Rows from a dataset:
** start **

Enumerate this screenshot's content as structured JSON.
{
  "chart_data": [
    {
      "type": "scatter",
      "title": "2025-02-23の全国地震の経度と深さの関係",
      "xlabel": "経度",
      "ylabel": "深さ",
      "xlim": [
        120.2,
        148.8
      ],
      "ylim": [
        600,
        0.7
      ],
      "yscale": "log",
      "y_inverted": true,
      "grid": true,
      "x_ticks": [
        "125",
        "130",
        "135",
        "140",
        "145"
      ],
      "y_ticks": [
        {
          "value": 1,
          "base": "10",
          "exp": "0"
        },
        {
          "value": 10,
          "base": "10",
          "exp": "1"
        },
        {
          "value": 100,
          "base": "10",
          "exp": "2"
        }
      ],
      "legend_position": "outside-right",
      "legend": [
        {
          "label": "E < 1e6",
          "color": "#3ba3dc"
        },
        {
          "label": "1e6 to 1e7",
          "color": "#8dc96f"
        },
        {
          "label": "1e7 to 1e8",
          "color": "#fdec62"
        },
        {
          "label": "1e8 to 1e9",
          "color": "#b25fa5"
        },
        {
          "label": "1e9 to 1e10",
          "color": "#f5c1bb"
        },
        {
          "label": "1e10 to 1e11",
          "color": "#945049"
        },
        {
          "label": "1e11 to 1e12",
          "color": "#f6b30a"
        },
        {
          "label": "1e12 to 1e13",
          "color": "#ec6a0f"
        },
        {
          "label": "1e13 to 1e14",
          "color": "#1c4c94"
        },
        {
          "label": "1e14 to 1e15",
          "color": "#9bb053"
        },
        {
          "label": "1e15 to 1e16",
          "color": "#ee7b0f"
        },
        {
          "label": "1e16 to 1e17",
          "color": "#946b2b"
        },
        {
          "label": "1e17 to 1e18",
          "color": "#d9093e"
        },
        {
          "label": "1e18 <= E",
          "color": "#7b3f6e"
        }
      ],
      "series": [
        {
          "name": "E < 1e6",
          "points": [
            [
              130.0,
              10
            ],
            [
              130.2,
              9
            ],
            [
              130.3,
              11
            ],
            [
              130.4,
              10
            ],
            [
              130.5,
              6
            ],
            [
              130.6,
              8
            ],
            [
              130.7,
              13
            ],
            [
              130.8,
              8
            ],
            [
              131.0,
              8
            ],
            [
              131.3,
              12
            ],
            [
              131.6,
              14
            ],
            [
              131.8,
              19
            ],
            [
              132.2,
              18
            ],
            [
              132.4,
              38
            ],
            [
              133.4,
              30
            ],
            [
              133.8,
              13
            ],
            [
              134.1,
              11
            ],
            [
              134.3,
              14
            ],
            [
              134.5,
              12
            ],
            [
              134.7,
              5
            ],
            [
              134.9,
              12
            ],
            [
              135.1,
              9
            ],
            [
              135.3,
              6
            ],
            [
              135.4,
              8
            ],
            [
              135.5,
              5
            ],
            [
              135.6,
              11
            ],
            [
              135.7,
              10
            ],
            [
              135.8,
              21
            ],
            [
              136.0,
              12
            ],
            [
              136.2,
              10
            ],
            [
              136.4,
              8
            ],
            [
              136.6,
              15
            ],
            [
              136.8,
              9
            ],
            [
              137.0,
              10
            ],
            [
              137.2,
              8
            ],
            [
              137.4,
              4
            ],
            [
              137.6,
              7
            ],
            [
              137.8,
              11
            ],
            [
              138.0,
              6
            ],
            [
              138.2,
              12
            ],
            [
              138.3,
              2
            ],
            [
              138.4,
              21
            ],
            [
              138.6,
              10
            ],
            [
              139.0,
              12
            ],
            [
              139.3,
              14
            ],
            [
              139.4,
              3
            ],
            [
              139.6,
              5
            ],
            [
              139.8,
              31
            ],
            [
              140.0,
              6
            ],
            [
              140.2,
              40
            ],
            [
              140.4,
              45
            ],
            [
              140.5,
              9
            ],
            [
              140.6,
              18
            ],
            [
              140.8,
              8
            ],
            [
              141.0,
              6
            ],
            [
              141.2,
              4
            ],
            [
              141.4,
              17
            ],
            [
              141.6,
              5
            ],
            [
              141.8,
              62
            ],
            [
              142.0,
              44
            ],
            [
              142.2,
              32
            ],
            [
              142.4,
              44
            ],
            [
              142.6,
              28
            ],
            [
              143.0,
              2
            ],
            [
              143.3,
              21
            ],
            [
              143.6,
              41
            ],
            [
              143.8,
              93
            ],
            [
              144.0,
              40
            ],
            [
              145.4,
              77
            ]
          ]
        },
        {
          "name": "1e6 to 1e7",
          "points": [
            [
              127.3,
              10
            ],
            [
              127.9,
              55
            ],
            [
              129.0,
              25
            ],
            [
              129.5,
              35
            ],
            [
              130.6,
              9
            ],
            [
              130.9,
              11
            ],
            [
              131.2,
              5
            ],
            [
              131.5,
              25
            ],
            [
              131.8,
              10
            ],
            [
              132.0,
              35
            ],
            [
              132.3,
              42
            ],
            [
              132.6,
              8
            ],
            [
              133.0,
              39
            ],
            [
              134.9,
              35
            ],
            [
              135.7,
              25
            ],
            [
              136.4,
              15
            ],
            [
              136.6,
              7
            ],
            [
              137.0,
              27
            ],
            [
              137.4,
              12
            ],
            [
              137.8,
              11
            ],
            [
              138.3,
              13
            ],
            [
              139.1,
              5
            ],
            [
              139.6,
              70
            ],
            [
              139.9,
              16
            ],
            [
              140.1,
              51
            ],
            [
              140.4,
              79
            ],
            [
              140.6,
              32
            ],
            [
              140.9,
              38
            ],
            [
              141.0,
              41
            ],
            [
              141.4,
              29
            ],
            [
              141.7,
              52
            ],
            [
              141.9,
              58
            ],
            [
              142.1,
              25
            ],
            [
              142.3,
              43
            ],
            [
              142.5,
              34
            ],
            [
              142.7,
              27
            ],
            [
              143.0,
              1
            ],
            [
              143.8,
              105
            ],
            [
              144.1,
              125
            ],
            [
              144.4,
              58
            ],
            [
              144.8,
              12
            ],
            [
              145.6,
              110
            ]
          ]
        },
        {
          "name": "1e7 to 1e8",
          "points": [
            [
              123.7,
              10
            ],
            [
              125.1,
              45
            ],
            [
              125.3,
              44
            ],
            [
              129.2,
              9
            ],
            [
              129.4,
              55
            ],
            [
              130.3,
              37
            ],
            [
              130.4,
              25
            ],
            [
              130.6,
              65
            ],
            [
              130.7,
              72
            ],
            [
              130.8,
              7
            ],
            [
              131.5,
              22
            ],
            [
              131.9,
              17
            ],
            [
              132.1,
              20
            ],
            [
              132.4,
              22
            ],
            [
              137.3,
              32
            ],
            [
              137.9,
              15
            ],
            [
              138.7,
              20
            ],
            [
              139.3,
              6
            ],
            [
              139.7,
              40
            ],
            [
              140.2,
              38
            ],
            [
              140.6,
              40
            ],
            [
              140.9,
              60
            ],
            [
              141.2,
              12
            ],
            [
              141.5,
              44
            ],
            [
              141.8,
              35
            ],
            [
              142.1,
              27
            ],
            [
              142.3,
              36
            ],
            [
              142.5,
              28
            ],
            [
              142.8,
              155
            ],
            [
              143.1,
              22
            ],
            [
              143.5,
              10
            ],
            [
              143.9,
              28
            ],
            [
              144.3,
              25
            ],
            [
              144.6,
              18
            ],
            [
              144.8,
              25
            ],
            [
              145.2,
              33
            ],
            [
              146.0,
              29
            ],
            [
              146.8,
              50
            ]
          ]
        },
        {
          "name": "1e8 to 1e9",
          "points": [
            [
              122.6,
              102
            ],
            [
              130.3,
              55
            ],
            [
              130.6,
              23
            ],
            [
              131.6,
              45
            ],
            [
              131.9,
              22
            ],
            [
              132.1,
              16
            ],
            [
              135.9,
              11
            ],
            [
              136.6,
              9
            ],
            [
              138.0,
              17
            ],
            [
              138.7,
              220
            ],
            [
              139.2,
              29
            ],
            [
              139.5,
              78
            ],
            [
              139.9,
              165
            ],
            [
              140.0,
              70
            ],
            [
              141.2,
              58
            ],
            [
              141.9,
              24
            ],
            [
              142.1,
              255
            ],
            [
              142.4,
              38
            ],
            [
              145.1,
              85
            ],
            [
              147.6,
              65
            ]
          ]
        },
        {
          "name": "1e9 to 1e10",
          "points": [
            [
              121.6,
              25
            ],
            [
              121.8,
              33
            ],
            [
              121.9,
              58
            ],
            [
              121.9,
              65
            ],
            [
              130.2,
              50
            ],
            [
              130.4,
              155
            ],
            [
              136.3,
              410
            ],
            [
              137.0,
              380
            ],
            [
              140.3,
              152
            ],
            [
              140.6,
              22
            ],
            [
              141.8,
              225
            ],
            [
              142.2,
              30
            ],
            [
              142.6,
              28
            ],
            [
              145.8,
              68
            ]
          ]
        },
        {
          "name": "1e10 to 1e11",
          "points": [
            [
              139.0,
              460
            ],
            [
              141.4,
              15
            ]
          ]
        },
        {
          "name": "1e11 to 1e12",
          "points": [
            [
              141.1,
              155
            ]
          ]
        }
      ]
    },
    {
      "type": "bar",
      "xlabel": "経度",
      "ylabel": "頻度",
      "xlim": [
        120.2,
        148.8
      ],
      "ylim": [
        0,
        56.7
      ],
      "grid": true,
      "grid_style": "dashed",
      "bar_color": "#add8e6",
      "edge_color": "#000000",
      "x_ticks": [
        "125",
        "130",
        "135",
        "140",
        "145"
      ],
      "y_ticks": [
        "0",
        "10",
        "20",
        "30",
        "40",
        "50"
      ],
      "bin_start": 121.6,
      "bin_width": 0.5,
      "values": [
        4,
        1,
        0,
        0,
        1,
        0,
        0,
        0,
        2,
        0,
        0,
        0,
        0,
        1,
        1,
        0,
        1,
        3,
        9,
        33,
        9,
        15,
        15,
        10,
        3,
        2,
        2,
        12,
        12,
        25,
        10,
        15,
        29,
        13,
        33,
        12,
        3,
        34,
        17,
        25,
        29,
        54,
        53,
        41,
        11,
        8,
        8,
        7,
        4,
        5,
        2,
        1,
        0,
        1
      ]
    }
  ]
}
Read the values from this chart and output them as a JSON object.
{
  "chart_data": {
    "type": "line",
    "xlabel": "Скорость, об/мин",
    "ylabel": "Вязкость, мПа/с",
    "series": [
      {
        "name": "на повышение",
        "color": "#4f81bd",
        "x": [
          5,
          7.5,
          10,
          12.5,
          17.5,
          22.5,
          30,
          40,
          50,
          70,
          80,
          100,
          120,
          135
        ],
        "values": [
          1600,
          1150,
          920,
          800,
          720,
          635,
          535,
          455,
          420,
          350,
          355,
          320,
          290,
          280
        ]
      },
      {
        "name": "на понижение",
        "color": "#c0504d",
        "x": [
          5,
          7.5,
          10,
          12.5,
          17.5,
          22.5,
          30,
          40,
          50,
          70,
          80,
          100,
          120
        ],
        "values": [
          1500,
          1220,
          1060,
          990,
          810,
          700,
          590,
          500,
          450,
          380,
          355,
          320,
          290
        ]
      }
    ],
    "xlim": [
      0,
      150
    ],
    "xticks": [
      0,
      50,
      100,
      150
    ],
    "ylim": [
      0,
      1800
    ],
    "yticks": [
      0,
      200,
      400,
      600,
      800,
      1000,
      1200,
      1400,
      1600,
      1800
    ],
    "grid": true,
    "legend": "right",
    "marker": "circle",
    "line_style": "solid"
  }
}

** end **

:: Direction ::
Of the lines in the material, how many contain the word "values"? Reply with the number and nothing else.

:: Task response ::
4